**To do**
Every record should be copied exactly, except that pictures are to be omitted.

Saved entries
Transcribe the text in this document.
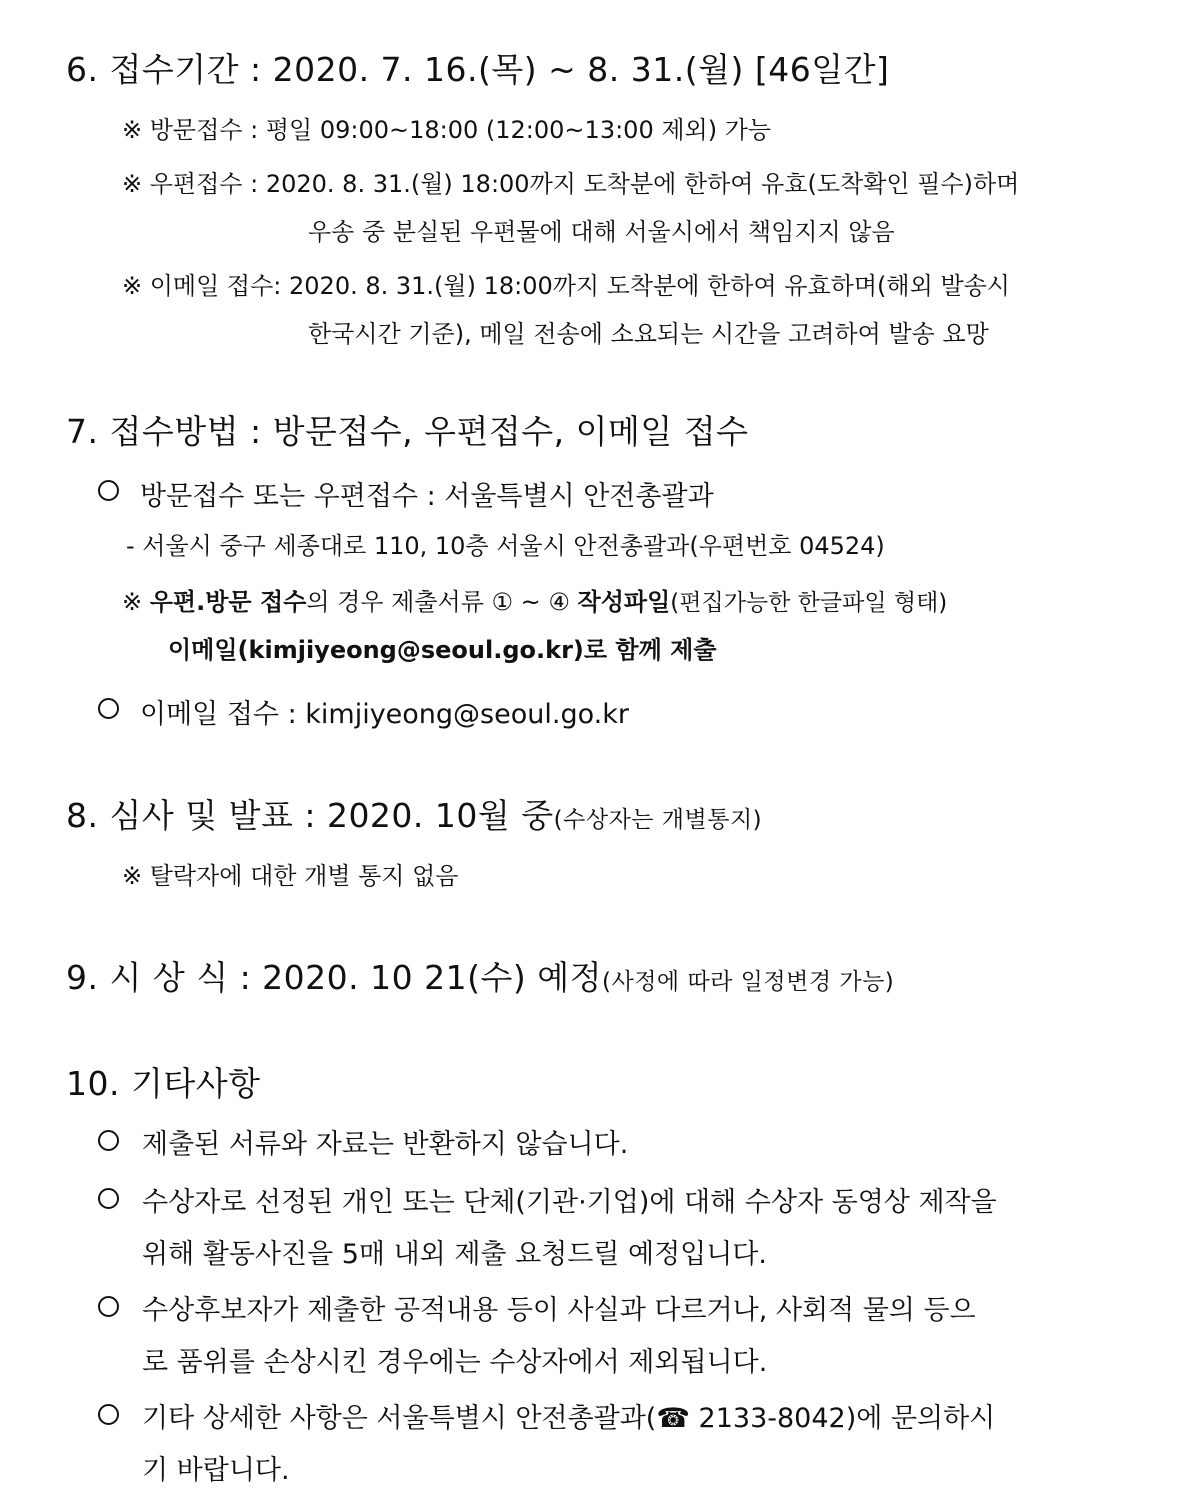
6. 접수기간 : 2020. 7. 16.(목) ~ 8. 31.(월) [46일간]
※ 방문접수 : 평일 09:00~18:00 (12:00~13:00 제외) 가능
※ 우편접수 : 2020. 8. 31.(월) 18:00까지 도착분에 한하여 유효(도착확인 필수)하며
우송 중 분실된 우편물에 대해 서울시에서 책임지지 않음
※ 이메일 접수: 2020. 8. 31.(월) 18:00까지 도착분에 한하여 유효하며(해외 발송시
한국시간 기준), 메일 전송에 소요되는 시간을 고려하여 발송 요망
7. 접수방법 : 방문접수, 우편접수, 이메일 접수
방문접수 또는 우편접수 : 서울특별시 안전총괄과
- 서울시 중구 세종대로 110, 10층 서울시 안전총괄과(우편번호 04524)
※ 우편.방문 접수의 경우 제출서류 ① ~ ④ 작성파일(편집가능한 한글파일 형태)
이메일(kimjiyeong@seoul.go.kr)로 함께 제출
이메일 접수 : kimjiyeong@seoul.go.kr
8. 심사 및 발표 : 2020. 10월 중(수상자는 개별통지)
※ 탈락자에 대한 개별 통지 없음
9. 시 상 식 : 2020. 10 21(수) 예정(사정에 따라 일정변경 가능)
10. 기타사항
제출된 서류와 자료는 반환하지 않습니다.
수상자로 선정된 개인 또는 단체(기관·기업)에 대해 수상자 동영상 제작을
위해 활동사진을 5매 내외 제출 요청드릴 예정입니다.
수상후보자가 제출한 공적내용 등이 사실과 다르거나, 사회적 물의 등으
로 품위를 손상시킨 경우에는 수상자에서 제외됩니다.
기타 상세한 사항은 서울특별시 안전총괄과(☎ 2133-8042)에 문의하시
기 바랍니다.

**Exercise result**
Transcribe the text in this document.
6. 접수기간 : 2020. 7. 16.(목) ~ 8. 31.(월) [46일간]
※ 방문접수 : 평일 09:00~18:00 (12:00~13:00 제외) 가능
※ 우편접수 : 2020. 8. 31.(월) 18:00까지 도착분에 한하여 유효(도착확인 필수)하며
우송 중 분실된 우편물에 대해 서울시에서 책임지지 않음
※ 이메일 접수: 2020. 8. 31.(월) 18:00까지 도착분에 한하여 유효하며(해외 발송시
한국시간 기준), 메일 전송에 소요되는 시간을 고려하여 발송 요망
7. 접수방법 : 방문접수, 우편접수, 이메일 접수
방문접수 또는 우편접수 : 서울특별시 안전총괄과
- 서울시 중구 세종대로 110, 10층 서울시 안전총괄과(우편번호 04524)
※ 우편.방문 접수의 경우 제출서류 ① ~ ④ 작성파일(편집가능한 한글파일 형태)
이메일(kimjiyeong@seoul.go.kr)로 함께 제출
이메일 접수 : kimjiyeong@seoul.go.kr
8. 심사 및 발표 : 2020. 10월 중(수상자는 개별통지)
※ 탈락자에 대한 개별 통지 없음
9. 시 상 식 : 2020. 10 21(수) 예정(사정에 따라 일정변경 가능)
10. 기타사항
제출된 서류와 자료는 반환하지 않습니다.
수상자로 선정된 개인 또는 단체(기관·기업)에 대해 수상자 동영상 제작을
위해 활동사진을 5매 내외 제출 요청드릴 예정입니다.
수상후보자가 제출한 공적내용 등이 사실과 다르거나, 사회적 물의 등으
로 품위를 손상시킨 경우에는 수상자에서 제외됩니다.
기타 상세한 사항은 서울특별시 안전총괄과(☎ 2133-8042)에 문의하시
기 바랍니다.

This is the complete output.